EXERCISE:
Make an exact copy of the lines, leaving the pictures out.
####
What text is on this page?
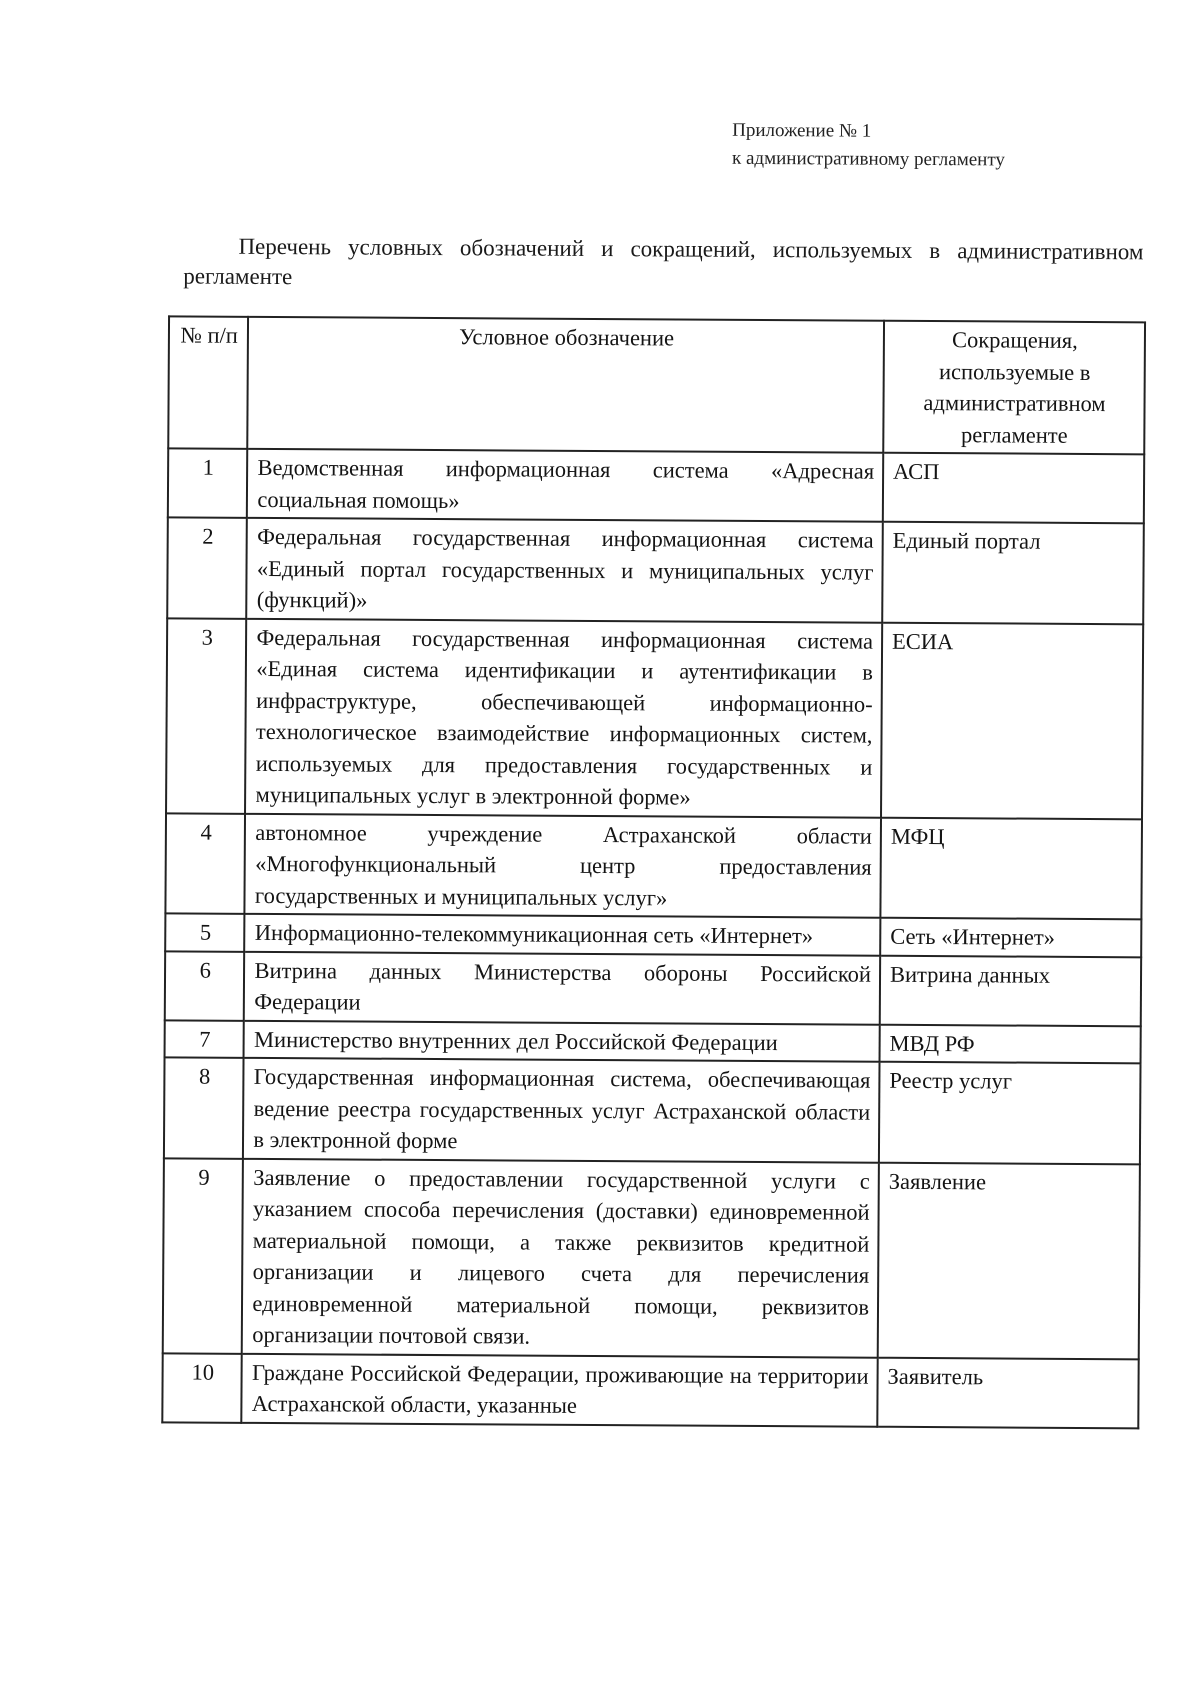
Приложение № 1
к административному регламенту
Перечень условных обозначений и сокращений, используемых в административном регламенте
№ п/п	Условное обозначение	Сокращения, используемые в административном регламенте
1	Ведомственная информационная система «Адресная социальная помощь»	АСП
2	Федеральная государственная информационная система «Единый портал государственных и муниципальных услуг (функций)»	Единый портал
3	Федеральная государственная информационная система «Единая система идентификации и аутентификации в инфраструктуре, обеспечивающей информационно-технологическое взаимодействие информационных систем, используемых для предоставления государственных и муниципальных услуг в электронной форме»	ЕСИА
4	автономное учреждение Астраханской области «Многофункциональный центр предоставления государственных и муниципальных услуг»	МФЦ
5	Информационно-телекоммуникационная сеть «Интернет»	Сеть «Интернет»
6	Витрина данных Министерства обороны Российской Федерации	Витрина данных
7	Министерство внутренних дел Российской Федерации	МВД РФ
8	Государственная информационная система, обеспечивающая ведение реестра государственных услуг Астраханской области в электронной форме	Реестр услуг
9	Заявление о предоставлении государственной услуги с указанием способа перечисления (доставки) единовременной материальной помощи, а также реквизитов кредитной организации и лицевого счета для перечисления единовременной материальной помощи, реквизитов организации почтовой связи.	Заявление
10	Граждане Российской Федерации, проживающие на территории Астраханской области, указанные	Заявитель
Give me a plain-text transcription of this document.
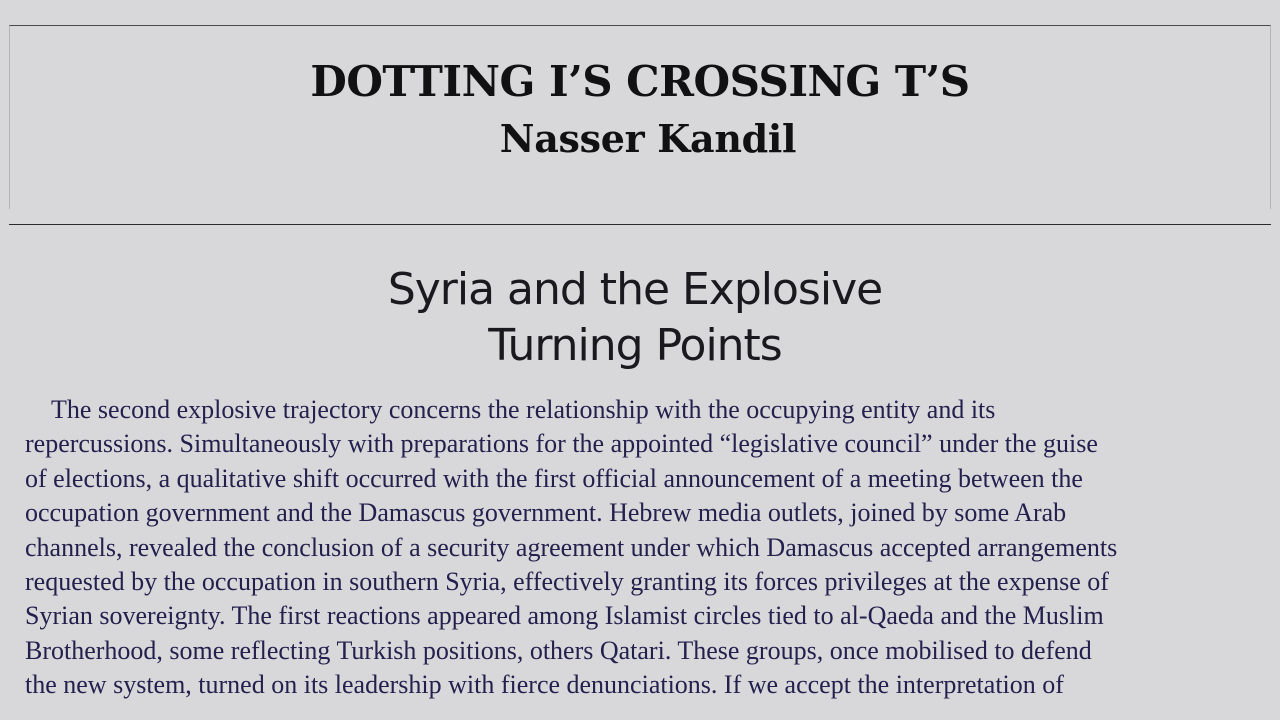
DOTTING I’S CROSSING T’S
Nasser Kandil
Syria and the Explosive
Turning Points
The second explosive trajectory concerns the relationship with the occupying entity and its
repercussions. Simultaneously with preparations for the appointed “legislative council” under the guise
of elections, a qualitative shift occurred with the first official announcement of a meeting between the
occupation government and the Damascus government. Hebrew media outlets, joined by some Arab
channels, revealed the conclusion of a security agreement under which Damascus accepted arrangements
requested by the occupation in southern Syria, effectively granting its forces privileges at the expense of
Syrian sovereignty. The first reactions appeared among Islamist circles tied to al-Qaeda and the Muslim
Brotherhood, some reflecting Turkish positions, others Qatari. These groups, once mobilised to defend
the new system, turned on its leadership with fierce denunciations. If we accept the interpretation of
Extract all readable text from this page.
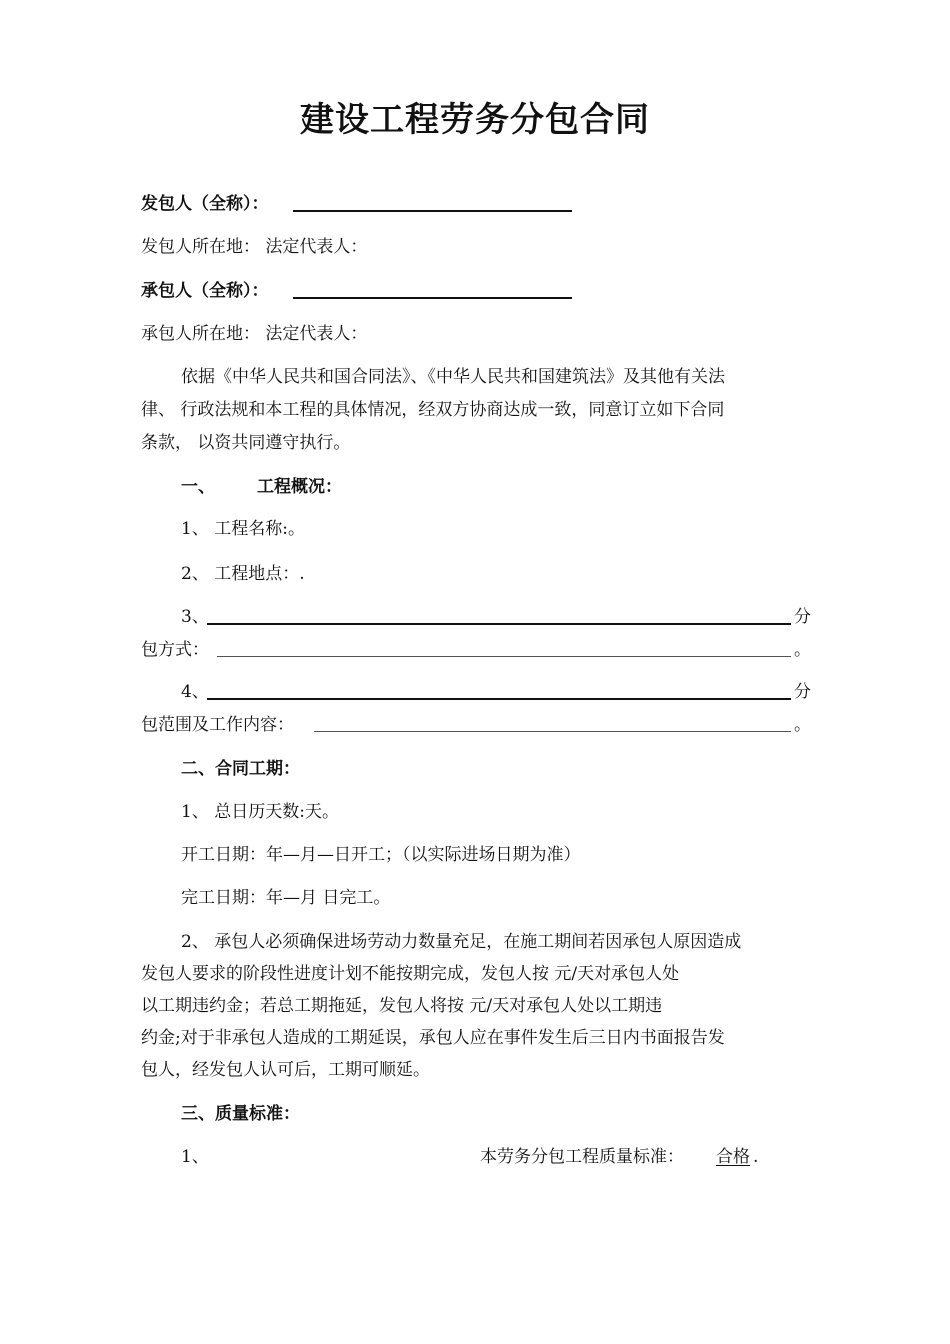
建设工程劳务分包合同
发包人（全称）：
发包人所在地： 法定代表人：
承包人（全称）：
承包人所在地： 法定代表人：
依据《中华人民共和国合同法》、《中华人民共和国建筑法》及其他有关法
律、 行政法规和本工程的具体情况，经双方协商达成一致，同意订立如下合同
条款， 以资共同遵守执行。
一、 工程概况：
1、 工程名称:。
2、 工程地点：.
3、	分
包方式：	。
4、	分
包范围及工作内容：	。
二、合同工期：
1、 总日历天数:天。
开工日期：年—月—日开工；（以实际进场日期为准）
完工日期：年—月 日完工。
2、 承包人必须确保进场劳动力数量充足，在施工期间若因承包人原因造成
发包人要求的阶段性进度计划不能按期完成，发包人按 元/天对承包人处
以工期违约金；若总工期拖延，发包人将按 元/天对承包人处以工期违
约金;对于非承包人造成的工期延误，承包人应在事件发生后三日内书面报告发
包人，经发包人认可后，工期可顺延。
三、质量标准：
1、	本劳务分包工程质量标准： 合格 .
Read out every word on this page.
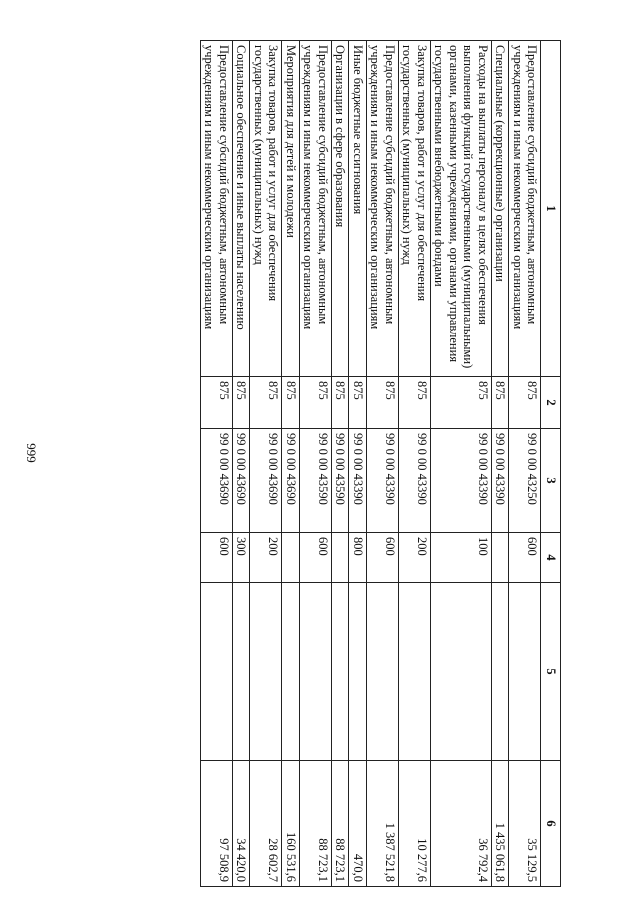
999
1	2	3	4	5	6
Предоставление субсидий бюджетным, автономным учреждениям и иным некоммерческим организациям	875	99 0 00 43250	600		35 129,5
Специальные (коррекционные) организации	875	99 0 00 43390			1 435 061,8
Расходы на выплаты персоналу в целях обеспечения выполнения функций государственными (муниципальными) органами, казенными учреждениями, органами управления государственными внебюджетными фондами	875	99 0 00 43390	100		36 792,4
Закупка товаров, работ и услуг для обеспечения государственных (муниципальных) нужд	875	99 0 00 43390	200		10 277,6
Предоставление субсидий бюджетным, автономным учреждениям и иным некоммерческим организациям	875	99 0 00 43390	600		1 387 521,8
Иные бюджетные ассигнования	875	99 0 00 43390	800		470,0
Организации в сфере образования	875	99 0 00 43590			88 723,1
Предоставление субсидий бюджетным, автономным учреждениям и иным некоммерческим организациям	875	99 0 00 43590	600		88 723,1
Мероприятия для детей и молодежи	875	99 0 00 43690			160 531,6
Закупка товаров, работ и услуг для обеспечения государственных (муниципальных) нужд	875	99 0 00 43690	200		28 602,7
Социальное обеспечение и иные выплаты населению	875	99 0 00 43690	300		34 420,0
Предоставление субсидий бюджетным, автономным учреждениям и иным некоммерческим организациям	875	99 0 00 43690	600		97 508,9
####
EXERCISE OUTPUT:
What text is on this page?
Приложение № 1
к административному регламенту
Перечень условных обозначений и сокращений, используемых в административном регламенте
№ п/п	Условное обозначение	Сокращения, используемые в административном регламенте
1	Ведомственная информационная система «Адресная социальная помощь»	АСП
2	Федеральная государственная информационная система «Единый портал государственных и муниципальных услуг (функций)»	Единый портал
3	Федеральная государственная информационная система «Единая система идентификации и аутентификации в инфраструктуре, обеспечивающей информационно-технологическое взаимодействие информационных систем, используемых для предоставления государственных и муниципальных услуг в электронной форме»	ЕСИА
4	автономное учреждение Астраханской области «Многофункциональный центр предоставления государственных и муниципальных услуг»	МФЦ
5	Информационно-телекоммуникационная сеть «Интернет»	Сеть «Интернет»
6	Витрина данных Министерства обороны Российской Федерации	Витрина данных
7	Министерство внутренних дел Российской Федерации	МВД РФ
8	Государственная информационная система, обеспечивающая ведение реестра государственных услуг Астраханской области в электронной форме	Реестр услуг
9	Заявление о предоставлении государственной услуги с указанием способа перечисления (доставки) единовременной материальной помощи, а также реквизитов кредитной организации и лицевого счета для перечисления единовременной материальной помощи, реквизитов организации почтовой связи.	Заявление
10	Граждане Российской Федерации, проживающие на территории Астраханской области, указанные	Заявитель
Give me a plain-text transcription of this document.
DOTTING I’S CROSSING T’S
Nasser Kandil
Syria and the Explosive
Turning Points
The second explosive trajectory concerns the relationship with the occupying entity and its
repercussions. Simultaneously with preparations for the appointed “legislative council” under the guise
of elections, a qualitative shift occurred with the first official announcement of a meeting between the
occupation government and the Damascus government. Hebrew media outlets, joined by some Arab
channels, revealed the conclusion of a security agreement under which Damascus accepted arrangements
requested by the occupation in southern Syria, effectively granting its forces privileges at the expense of
Syrian sovereignty. The first reactions appeared among Islamist circles tied to al-Qaeda and the Muslim
Brotherhood, some reflecting Turkish positions, others Qatari. These groups, once mobilised to defend
the new system, turned on its leadership with fierce denunciations. If we accept the interpretation of
Extract all readable text from this page.
建设工程劳务分包合同
发包人（全称）：
发包人所在地： 法定代表人：
承包人（全称）：
承包人所在地： 法定代表人：
依据《中华人民共和国合同法》、《中华人民共和国建筑法》及其他有关法
律、 行政法规和本工程的具体情况，经双方协商达成一致，同意订立如下合同
条款， 以资共同遵守执行。
一、 工程概况：
1、 工程名称:。
2、 工程地点：.
3、	分
包方式：	。
4、	分
包范围及工作内容：	。
二、合同工期：
1、 总日历天数:天。
开工日期：年—月—日开工；（以实际进场日期为准）
完工日期：年—月 日完工。
2、 承包人必须确保进场劳动力数量充足，在施工期间若因承包人原因造成
发包人要求的阶段性进度计划不能按期完成，发包人按 元/天对承包人处
以工期违约金；若总工期拖延，发包人将按 元/天对承包人处以工期违
约金;对于非承包人造成的工期延误，承包人应在事件发生后三日内书面报告发
包人，经发包人认可后，工期可顺延。
三、质量标准：
1、	本劳务分包工程质量标准： 合格 .
Read out every word on this page.
999
1	2	3	4	5	6
Предоставление субсидий бюджетным, автономным учреждениям и иным некоммерческим организациям	875	99 0 00 43250	600		35 129,5
Специальные (коррекционные) организации	875	99 0 00 43390			1 435 061,8
Расходы на выплаты персоналу в целях обеспечения выполнения функций государственными (муниципальными) органами, казенными учреждениями, органами управления государственными внебюджетными фондами	875	99 0 00 43390	100		36 792,4
Закупка товаров, работ и услуг для обеспечения государственных (муниципальных) нужд	875	99 0 00 43390	200		10 277,6
Предоставление субсидий бюджетным, автономным учреждениям и иным некоммерческим организациям	875	99 0 00 43390	600		1 387 521,8
Иные бюджетные ассигнования	875	99 0 00 43390	800		470,0
Организации в сфере образования	875	99 0 00 43590			88 723,1
Предоставление субсидий бюджетным, автономным учреждениям и иным некоммерческим организациям	875	99 0 00 43590	600		88 723,1
Мероприятия для детей и молодежи	875	99 0 00 43690			160 531,6
Закупка товаров, работ и услуг для обеспечения государственных (муниципальных) нужд	875	99 0 00 43690	200		28 602,7
Социальное обеспечение и иные выплаты населению	875	99 0 00 43690	300		34 420,0
Предоставление субсидий бюджетным, автономным учреждениям и иным некоммерческим организациям	875	99 0 00 43690	600		97 508,9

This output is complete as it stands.